(begin)

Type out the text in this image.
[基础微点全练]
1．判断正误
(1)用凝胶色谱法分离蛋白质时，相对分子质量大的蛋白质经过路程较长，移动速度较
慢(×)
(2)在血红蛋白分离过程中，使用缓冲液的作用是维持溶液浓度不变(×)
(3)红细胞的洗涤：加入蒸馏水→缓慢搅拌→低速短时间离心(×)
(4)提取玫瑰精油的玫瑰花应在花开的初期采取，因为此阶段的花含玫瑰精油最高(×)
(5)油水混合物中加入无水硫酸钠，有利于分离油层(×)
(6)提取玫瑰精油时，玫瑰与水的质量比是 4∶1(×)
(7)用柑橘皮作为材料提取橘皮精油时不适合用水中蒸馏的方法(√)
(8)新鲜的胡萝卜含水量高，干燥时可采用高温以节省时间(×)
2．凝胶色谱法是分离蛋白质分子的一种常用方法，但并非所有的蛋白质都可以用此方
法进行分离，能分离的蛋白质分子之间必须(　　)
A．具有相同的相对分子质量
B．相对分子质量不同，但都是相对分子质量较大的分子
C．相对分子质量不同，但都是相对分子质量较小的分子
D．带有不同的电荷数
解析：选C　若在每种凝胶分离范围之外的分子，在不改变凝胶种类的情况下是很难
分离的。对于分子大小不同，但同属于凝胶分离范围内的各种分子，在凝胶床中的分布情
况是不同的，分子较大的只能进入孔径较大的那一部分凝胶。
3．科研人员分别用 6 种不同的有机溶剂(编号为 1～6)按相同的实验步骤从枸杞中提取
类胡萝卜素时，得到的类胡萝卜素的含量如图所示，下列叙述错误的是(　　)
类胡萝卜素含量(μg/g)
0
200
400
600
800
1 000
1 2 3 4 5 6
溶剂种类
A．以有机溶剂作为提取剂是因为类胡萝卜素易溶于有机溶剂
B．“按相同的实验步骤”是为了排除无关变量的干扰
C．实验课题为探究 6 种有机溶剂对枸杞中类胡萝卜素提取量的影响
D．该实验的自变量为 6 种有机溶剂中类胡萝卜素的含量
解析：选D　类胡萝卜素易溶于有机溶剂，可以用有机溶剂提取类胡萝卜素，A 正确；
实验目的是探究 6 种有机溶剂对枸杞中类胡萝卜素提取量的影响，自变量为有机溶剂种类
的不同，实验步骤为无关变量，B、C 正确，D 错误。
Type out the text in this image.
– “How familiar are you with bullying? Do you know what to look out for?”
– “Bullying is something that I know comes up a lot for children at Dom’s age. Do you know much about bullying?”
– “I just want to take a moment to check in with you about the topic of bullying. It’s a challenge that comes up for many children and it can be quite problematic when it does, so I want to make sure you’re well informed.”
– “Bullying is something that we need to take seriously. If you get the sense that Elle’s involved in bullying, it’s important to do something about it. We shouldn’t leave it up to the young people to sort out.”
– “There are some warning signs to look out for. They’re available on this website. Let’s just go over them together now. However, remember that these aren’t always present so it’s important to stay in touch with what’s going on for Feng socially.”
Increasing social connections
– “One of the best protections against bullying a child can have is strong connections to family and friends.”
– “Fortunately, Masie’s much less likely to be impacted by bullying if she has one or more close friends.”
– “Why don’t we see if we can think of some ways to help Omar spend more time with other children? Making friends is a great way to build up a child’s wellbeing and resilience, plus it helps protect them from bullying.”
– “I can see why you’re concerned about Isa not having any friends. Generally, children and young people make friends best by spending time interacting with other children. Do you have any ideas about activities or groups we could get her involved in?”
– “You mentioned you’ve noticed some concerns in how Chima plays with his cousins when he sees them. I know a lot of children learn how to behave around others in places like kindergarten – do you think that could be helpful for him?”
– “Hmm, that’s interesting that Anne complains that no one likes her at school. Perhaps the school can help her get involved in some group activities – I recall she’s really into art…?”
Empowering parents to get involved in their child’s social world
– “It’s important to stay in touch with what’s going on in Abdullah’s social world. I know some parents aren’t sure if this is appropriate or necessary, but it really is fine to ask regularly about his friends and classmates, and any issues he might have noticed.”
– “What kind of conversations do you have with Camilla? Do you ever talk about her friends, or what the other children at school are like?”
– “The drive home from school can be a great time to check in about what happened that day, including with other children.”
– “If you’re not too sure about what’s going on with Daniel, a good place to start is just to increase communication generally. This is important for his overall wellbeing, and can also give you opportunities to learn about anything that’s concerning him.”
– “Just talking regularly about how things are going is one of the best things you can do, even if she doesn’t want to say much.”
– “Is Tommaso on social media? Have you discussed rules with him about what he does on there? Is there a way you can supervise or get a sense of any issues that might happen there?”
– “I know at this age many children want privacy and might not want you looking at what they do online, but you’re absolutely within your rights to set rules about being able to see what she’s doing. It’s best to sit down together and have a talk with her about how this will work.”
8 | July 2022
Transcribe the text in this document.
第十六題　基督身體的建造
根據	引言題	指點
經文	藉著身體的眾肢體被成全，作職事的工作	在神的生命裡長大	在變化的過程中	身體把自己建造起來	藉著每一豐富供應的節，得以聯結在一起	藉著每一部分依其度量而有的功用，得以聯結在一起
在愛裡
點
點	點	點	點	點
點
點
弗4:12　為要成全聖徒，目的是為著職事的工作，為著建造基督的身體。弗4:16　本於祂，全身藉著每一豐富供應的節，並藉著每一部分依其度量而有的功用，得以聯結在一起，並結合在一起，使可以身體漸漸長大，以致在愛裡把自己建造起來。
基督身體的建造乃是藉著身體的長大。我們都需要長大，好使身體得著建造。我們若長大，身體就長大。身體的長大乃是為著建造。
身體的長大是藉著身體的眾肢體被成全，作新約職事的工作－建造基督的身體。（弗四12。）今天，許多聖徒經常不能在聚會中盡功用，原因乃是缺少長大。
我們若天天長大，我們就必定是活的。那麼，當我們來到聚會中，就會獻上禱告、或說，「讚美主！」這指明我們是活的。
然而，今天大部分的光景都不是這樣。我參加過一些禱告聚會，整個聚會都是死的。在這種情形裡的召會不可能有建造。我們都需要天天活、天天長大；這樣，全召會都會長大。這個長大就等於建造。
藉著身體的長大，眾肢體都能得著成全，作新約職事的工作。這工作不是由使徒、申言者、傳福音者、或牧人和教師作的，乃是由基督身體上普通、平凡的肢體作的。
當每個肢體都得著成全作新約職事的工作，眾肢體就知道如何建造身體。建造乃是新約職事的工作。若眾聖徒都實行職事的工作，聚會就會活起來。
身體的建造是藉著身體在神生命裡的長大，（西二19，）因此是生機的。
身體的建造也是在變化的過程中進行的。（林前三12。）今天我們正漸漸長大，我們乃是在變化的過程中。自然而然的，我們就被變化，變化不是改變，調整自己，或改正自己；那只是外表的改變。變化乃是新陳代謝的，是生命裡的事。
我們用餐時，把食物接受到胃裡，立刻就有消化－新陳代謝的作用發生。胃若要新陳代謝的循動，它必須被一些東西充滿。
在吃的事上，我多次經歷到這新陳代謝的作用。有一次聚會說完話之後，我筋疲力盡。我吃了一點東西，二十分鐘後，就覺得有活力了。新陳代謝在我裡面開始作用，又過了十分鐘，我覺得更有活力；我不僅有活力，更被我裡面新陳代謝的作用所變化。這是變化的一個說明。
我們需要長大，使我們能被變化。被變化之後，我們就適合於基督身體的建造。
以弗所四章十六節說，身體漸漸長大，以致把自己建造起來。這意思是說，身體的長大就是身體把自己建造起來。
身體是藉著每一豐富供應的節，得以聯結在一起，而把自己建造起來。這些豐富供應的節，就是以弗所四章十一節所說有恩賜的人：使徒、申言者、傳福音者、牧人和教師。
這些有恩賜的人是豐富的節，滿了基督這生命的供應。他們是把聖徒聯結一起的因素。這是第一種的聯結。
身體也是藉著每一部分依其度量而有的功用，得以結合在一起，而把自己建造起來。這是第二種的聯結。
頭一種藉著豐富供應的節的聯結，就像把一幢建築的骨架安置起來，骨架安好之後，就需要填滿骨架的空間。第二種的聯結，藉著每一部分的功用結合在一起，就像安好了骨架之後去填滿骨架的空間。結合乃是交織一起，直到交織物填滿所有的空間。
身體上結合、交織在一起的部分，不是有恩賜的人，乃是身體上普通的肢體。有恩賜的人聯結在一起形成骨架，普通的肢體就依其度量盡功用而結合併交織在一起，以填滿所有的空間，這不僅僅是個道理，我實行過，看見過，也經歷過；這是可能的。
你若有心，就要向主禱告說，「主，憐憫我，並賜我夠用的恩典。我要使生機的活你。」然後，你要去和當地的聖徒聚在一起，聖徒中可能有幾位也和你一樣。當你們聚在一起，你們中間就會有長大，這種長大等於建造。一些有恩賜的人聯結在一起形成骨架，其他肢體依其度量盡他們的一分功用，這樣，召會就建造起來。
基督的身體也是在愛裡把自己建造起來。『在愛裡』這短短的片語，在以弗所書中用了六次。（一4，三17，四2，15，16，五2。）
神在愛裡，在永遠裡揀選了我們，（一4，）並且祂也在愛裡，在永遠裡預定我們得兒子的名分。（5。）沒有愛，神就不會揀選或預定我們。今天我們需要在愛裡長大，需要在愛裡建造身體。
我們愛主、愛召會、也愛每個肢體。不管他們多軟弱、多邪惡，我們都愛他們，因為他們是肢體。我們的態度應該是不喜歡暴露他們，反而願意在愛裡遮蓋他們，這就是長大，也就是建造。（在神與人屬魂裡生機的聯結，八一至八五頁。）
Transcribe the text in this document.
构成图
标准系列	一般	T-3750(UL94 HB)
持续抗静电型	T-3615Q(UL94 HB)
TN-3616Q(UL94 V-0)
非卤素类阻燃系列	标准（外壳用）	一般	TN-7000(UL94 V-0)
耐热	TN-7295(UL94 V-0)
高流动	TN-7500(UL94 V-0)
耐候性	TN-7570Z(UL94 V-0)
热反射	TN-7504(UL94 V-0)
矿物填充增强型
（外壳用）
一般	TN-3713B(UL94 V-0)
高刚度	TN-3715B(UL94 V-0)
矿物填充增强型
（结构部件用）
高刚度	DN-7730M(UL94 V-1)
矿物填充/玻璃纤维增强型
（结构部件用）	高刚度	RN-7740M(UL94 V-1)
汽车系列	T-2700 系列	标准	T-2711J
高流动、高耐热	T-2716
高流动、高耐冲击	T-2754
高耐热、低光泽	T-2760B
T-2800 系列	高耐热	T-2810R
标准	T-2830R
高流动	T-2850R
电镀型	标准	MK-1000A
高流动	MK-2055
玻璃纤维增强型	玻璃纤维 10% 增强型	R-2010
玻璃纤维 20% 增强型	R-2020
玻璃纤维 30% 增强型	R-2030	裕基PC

(end)

**Work to complete**
Filter the records above for "young" and copy every matching line.

**Final result**
– “Bullying is something that we need to take seriously. If you get the sense that Elle’s involved in bullying, it’s important to do something about it. We shouldn’t leave it up to the young people to sort out.”
– “I can see why you’re concerned about Isa not having any friends. Generally, children and young people make friends best by spending time interacting with other children. Do you have any ideas about activities or groups we could get her involved in?”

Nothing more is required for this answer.